◆ Stored data entries:
[start]

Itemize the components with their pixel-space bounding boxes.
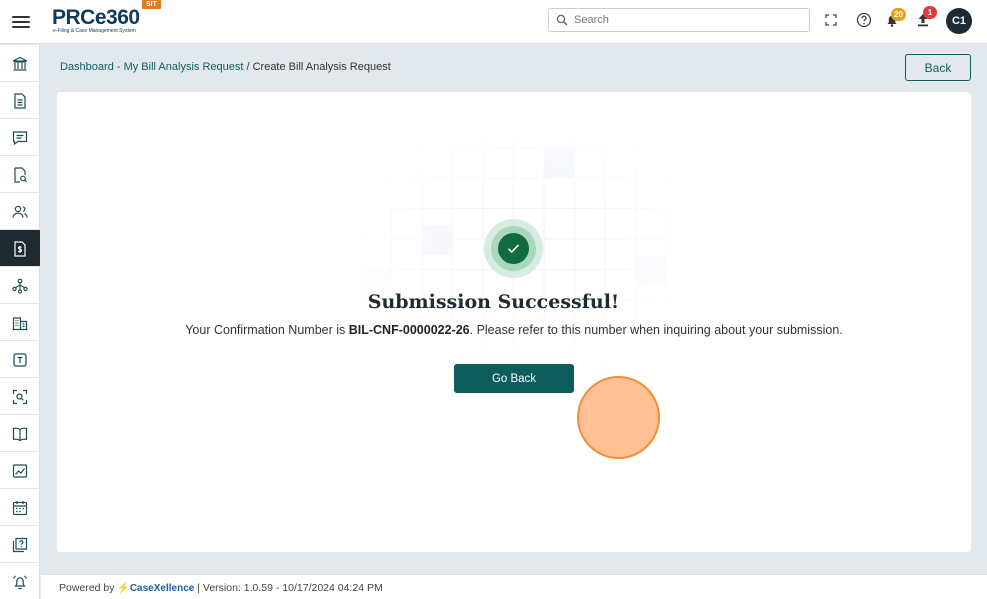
sidebar-item-documents[interactable] xyxy=(0,82,40,119)
document-icon xyxy=(14,93,26,109)
sidebar-item-users[interactable] xyxy=(0,193,40,230)
help-icon[interactable] xyxy=(855,11,873,29)
bill-dollar-icon xyxy=(14,241,26,257)
footer-divider: | xyxy=(197,582,200,594)
confirmation-message: Your Confirmation Number is BIL-CNF-0000… xyxy=(0,323,987,337)
breadcrumb-separator: / xyxy=(243,61,253,73)
go-back-button[interactable]: Go Back xyxy=(454,364,574,393)
fullscreen-icon[interactable] xyxy=(822,11,840,29)
document-search-icon xyxy=(14,167,27,183)
sidebar-item-templates[interactable] xyxy=(0,341,40,378)
user-avatar[interactable]: C1 xyxy=(946,8,972,34)
footer: Powered by ⚡CaseXellence | Version: 1.0.… xyxy=(41,574,987,599)
message-suffix: . Please refer to this number when inqui… xyxy=(469,323,843,337)
text-template-icon xyxy=(13,353,27,367)
top-header: PRCe360 e-Filing & Case Management Syste… xyxy=(0,0,987,44)
confirmation-card xyxy=(57,92,971,552)
version-info: Version: 1.0.59 - 10/17/2024 04:24 PM xyxy=(202,582,383,594)
back-button[interactable]: Back xyxy=(905,54,971,81)
alarm-bell-icon xyxy=(12,575,28,590)
confirmation-number: BIL-CNF-0000022-26 xyxy=(348,323,470,337)
sidebar-item-help[interactable] xyxy=(0,526,40,563)
breadcrumb-link-bill-analysis[interactable]: Dashboard - My Bill Analysis Request xyxy=(60,61,243,73)
sidebar-item-messages[interactable] xyxy=(0,119,40,156)
help-document-icon xyxy=(12,537,28,553)
breadcrumb: Dashboard - My Bill Analysis Request / C… xyxy=(60,61,391,73)
sidebar-item-institution[interactable] xyxy=(0,45,40,82)
search-input[interactable] xyxy=(574,12,804,28)
sidebar-item-alerts[interactable] xyxy=(0,563,40,599)
calendar-icon xyxy=(12,501,28,516)
click-indicator xyxy=(577,376,660,459)
sidebar-item-document-search[interactable] xyxy=(0,156,40,193)
footer-text: Powered by ⚡CaseXellence | Version: 1.0.… xyxy=(59,582,383,594)
upload-count-badge: 1 xyxy=(923,6,937,19)
environment-badge: SIT xyxy=(142,0,161,9)
notification-count-badge: 20 xyxy=(891,8,906,21)
search-box xyxy=(548,8,810,32)
bank-icon xyxy=(12,56,28,71)
logo-text: PRCe360 xyxy=(52,6,140,29)
casexellence-logo[interactable]: ⚡CaseXellence xyxy=(117,583,194,594)
breadcrumb-current: Create Bill Analysis Request xyxy=(252,61,391,73)
chat-icon xyxy=(12,131,28,146)
menu-icon[interactable] xyxy=(12,13,30,31)
sidebar-item-calendar[interactable] xyxy=(0,489,40,526)
powered-by-label: Powered by xyxy=(59,582,115,594)
sidebar-item-bill-analysis[interactable] xyxy=(0,230,40,267)
scan-search-icon xyxy=(12,389,28,405)
sidebar-item-library[interactable] xyxy=(0,415,40,452)
search-icon xyxy=(556,14,568,26)
sidebar-item-scan-search[interactable] xyxy=(0,378,40,415)
chart-image-icon xyxy=(12,464,28,478)
users-icon xyxy=(12,205,28,218)
book-open-icon xyxy=(12,427,28,442)
message-prefix: Your Confirmation Number is xyxy=(185,323,349,337)
sidebar-item-reports[interactable] xyxy=(0,452,40,489)
checkmark-icon xyxy=(507,244,520,254)
success-check-circle xyxy=(498,233,529,264)
app-logo[interactable]: PRCe360 e-Filing & Case Management Syste… xyxy=(52,0,162,40)
success-title: Submission Successful! xyxy=(367,291,620,313)
logo-subtitle: e-Filing & Case Management System xyxy=(53,28,136,34)
sidebar-nav xyxy=(0,45,40,599)
brand-name: CaseXellence xyxy=(129,583,195,594)
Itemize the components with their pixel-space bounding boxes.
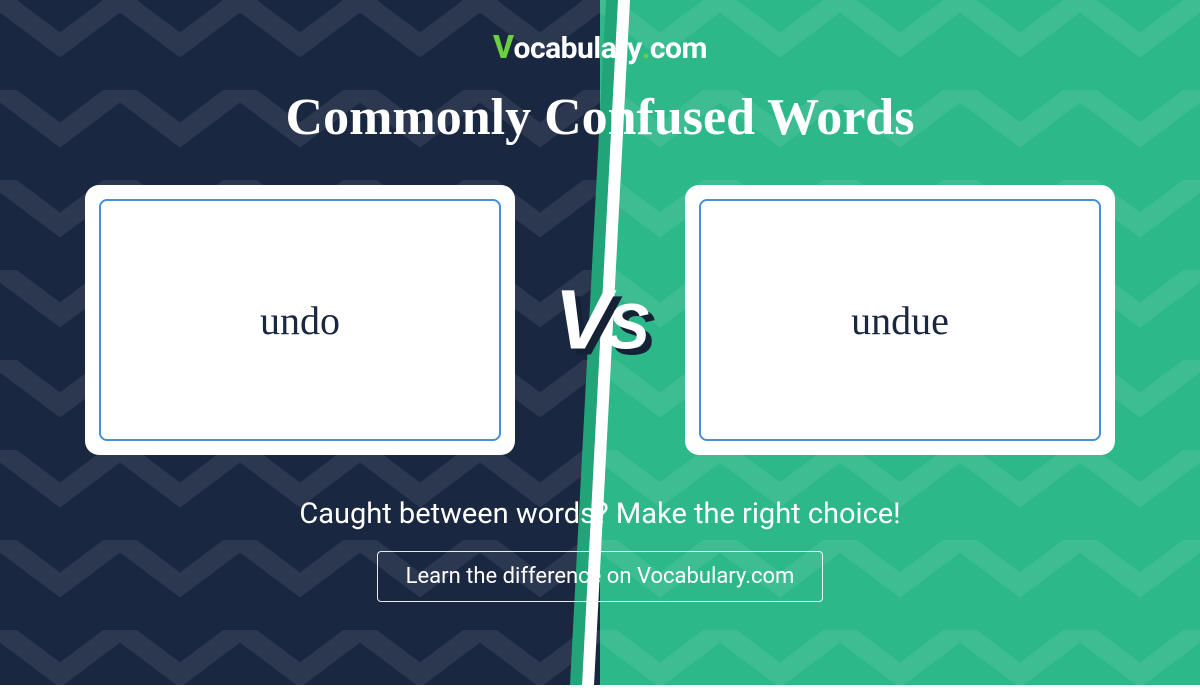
word-card-right: undue [685, 185, 1115, 455]
word-card-right-inner: undue [699, 199, 1101, 441]
logo: Vocabulary.com [493, 28, 707, 66]
logo-dot: . [642, 31, 650, 66]
word-right: undue [851, 297, 949, 344]
word-left: undo [260, 297, 340, 344]
cards-row: undo VS VS undue [0, 185, 1200, 455]
logo-com: com [650, 31, 707, 66]
page-title: Commonly Confused Words [286, 88, 915, 147]
word-card-left: undo [85, 185, 515, 455]
tagline: Caught between words? Make the right cho… [299, 497, 900, 531]
logo-v: V [493, 28, 514, 66]
learn-difference-button[interactable]: Learn the difference on Vocabulary.com [377, 551, 824, 602]
vs-text: VS [555, 272, 646, 369]
logo-rest: ocabulary [514, 31, 642, 66]
vs-badge: VS VS [555, 272, 646, 369]
word-card-left-inner: undo [99, 199, 501, 441]
content-container: Vocabulary.com Commonly Confused Words u… [0, 0, 1200, 685]
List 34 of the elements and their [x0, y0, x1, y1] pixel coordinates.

[end]

◆ THE PROBLEM:
Return, word for word, the lines of the records that begin with the line containing "word-card-right: undue [685, 185, 1115, 455]" and run through the final line of the records.

◆ FULL SOLUTION:
word-card-right: undue [685, 185, 1115, 455]
word-card-right-inner: undue [699, 199, 1101, 441]
logo: Vocabulary.com [493, 28, 707, 66]
logo-dot: . [642, 31, 650, 66]
word-right: undue [851, 297, 949, 344]
word-left: undo [260, 297, 340, 344]
cards-row: undo VS VS undue [0, 185, 1200, 455]
logo-com: com [650, 31, 707, 66]
page-title: Commonly Confused Words [286, 88, 915, 147]
word-card-left: undo [85, 185, 515, 455]
tagline: Caught between words? Make the right cho… [299, 497, 900, 531]
logo-v: V [493, 28, 514, 66]
learn-difference-button[interactable]: Learn the difference on Vocabulary.com [377, 551, 824, 602]
vs-text: VS [555, 272, 646, 369]
logo-rest: ocabulary [514, 31, 642, 66]
vs-badge: VS VS [555, 272, 646, 369]
word-card-left-inner: undo [99, 199, 501, 441]
content-container: Vocabulary.com Commonly Confused Words u… [0, 0, 1200, 685]
List 34 of the elements and their [x0, y0, x1, y1] pixel coordinates.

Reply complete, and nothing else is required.